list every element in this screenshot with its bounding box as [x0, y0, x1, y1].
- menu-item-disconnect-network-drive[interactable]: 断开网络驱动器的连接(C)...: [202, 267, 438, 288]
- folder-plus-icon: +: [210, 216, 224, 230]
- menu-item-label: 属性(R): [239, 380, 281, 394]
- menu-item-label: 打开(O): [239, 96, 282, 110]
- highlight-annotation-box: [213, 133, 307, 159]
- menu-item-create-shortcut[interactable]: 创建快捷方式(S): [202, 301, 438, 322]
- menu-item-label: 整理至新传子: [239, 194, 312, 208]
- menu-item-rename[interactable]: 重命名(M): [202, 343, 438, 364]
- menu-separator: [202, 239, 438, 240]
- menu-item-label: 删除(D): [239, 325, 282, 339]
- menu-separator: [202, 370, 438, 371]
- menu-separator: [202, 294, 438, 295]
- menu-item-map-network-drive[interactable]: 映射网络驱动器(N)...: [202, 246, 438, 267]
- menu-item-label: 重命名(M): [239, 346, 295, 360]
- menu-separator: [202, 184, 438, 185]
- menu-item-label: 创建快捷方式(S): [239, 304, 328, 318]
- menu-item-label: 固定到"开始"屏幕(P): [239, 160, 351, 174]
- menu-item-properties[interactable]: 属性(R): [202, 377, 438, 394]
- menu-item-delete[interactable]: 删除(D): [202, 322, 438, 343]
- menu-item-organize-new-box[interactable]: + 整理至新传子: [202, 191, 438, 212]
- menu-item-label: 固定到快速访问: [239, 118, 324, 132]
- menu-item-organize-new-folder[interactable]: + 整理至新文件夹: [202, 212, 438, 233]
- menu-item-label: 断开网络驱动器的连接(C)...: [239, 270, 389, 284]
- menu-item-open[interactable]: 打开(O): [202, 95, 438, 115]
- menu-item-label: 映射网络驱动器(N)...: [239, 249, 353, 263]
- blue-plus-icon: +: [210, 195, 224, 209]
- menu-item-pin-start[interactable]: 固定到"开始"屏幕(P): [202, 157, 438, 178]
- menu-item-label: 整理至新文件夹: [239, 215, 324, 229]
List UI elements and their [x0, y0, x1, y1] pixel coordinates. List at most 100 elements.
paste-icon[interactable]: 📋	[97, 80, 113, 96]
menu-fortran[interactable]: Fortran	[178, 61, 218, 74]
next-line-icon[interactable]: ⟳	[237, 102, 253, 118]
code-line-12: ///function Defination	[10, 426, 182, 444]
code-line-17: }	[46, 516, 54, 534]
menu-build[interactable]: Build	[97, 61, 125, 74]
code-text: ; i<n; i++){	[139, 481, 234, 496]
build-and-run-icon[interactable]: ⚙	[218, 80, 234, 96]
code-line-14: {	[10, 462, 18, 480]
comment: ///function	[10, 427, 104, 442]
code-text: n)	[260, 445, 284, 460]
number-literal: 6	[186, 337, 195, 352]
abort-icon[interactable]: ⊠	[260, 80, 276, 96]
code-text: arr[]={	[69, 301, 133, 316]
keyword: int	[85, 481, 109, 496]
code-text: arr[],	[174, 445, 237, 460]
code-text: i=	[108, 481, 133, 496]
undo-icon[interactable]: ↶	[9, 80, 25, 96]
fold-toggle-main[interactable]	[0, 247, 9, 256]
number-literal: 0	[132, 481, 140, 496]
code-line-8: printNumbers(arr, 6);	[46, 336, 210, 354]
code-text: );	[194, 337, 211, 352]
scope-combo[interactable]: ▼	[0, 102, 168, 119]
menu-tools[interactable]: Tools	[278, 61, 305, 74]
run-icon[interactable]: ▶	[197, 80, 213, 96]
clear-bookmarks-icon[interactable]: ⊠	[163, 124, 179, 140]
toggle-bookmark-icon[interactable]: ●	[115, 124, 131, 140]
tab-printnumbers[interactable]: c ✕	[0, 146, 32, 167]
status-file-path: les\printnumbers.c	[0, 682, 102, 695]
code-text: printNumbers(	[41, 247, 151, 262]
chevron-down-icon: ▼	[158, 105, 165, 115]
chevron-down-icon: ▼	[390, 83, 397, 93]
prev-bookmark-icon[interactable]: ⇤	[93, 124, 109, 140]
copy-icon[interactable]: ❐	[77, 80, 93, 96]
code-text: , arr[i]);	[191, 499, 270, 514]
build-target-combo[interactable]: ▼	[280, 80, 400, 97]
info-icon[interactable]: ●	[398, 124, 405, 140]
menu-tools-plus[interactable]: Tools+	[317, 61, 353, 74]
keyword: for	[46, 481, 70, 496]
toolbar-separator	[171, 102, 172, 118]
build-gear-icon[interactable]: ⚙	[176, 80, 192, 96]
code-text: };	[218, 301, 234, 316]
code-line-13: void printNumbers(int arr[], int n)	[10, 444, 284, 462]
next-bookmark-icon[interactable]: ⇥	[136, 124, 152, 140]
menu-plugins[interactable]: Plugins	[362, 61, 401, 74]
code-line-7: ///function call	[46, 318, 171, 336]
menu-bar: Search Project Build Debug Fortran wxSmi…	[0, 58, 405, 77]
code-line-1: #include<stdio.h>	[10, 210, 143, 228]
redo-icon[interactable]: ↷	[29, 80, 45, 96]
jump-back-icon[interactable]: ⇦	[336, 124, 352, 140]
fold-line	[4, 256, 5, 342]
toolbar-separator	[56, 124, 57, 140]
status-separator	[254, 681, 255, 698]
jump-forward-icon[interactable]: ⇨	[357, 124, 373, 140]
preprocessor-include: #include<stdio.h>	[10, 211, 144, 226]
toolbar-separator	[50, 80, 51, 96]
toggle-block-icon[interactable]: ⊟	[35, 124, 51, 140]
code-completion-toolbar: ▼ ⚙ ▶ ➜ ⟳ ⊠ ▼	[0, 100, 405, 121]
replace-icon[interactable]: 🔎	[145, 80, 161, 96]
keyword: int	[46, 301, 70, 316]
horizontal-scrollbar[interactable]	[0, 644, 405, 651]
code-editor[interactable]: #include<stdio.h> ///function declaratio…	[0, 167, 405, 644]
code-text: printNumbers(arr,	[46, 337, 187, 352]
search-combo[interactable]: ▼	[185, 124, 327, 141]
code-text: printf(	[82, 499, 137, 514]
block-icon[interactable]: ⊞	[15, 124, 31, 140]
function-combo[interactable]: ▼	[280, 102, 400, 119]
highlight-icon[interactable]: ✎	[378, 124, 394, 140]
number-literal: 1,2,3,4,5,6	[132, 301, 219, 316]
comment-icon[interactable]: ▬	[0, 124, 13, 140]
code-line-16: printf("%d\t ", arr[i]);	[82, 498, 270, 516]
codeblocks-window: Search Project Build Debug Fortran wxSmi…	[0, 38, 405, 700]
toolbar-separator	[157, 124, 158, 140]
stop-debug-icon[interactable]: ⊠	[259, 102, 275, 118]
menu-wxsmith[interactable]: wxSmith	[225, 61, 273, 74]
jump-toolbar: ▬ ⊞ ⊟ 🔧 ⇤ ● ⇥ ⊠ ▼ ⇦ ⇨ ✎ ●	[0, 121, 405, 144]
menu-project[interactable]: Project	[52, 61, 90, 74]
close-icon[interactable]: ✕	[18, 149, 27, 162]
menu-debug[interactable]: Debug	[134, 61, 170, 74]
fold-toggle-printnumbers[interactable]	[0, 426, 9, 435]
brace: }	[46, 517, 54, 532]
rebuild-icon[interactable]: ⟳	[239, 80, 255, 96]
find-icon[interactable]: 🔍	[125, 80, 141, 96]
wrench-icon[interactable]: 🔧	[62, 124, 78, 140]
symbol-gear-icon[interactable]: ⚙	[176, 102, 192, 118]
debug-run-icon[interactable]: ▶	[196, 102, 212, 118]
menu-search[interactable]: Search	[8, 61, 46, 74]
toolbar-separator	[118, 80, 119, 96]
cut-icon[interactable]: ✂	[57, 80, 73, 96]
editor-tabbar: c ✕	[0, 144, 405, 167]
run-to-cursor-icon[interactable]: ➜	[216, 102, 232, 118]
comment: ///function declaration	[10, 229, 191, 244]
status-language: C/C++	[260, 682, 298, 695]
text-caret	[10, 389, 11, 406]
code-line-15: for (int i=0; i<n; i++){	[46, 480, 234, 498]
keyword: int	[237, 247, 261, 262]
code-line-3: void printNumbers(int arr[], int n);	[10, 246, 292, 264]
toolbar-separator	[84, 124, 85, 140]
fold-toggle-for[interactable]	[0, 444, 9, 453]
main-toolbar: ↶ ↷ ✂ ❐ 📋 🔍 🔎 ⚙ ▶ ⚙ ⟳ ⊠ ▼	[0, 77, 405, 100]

* * *

● **WHAT THE TASK ASKS**
Print the entries above from the first line through the line containing "160, 351, 174]", both included, with every line reproduced unchanged.

● **TASK ANSWER**
list every element in this screenshot with its bounding box as [x0, y0, x1, y1].
- menu-item-disconnect-network-drive[interactable]: 断开网络驱动器的连接(C)...: [202, 267, 438, 288]
- folder-plus-icon: +: [210, 216, 224, 230]
- menu-item-label: 属性(R): [239, 380, 281, 394]
- menu-item-label: 打开(O): [239, 96, 282, 110]
- highlight-annotation-box: [213, 133, 307, 159]
- menu-item-create-shortcut[interactable]: 创建快捷方式(S): [202, 301, 438, 322]
- menu-item-label: 整理至新传子: [239, 194, 312, 208]
- menu-item-rename[interactable]: 重命名(M): [202, 343, 438, 364]
- menu-separator: [202, 239, 438, 240]
- menu-item-label: 删除(D): [239, 325, 282, 339]
- menu-separator: [202, 370, 438, 371]
- menu-separator: [202, 294, 438, 295]
- menu-item-map-network-drive[interactable]: 映射网络驱动器(N)...: [202, 246, 438, 267]
- menu-item-label: 重命名(M): [239, 346, 295, 360]
- menu-separator: [202, 184, 438, 185]
- menu-item-label: 创建快捷方式(S): [239, 304, 328, 318]
- menu-item-label: 固定到"开始"屏幕(P): [239, 160, 351, 174]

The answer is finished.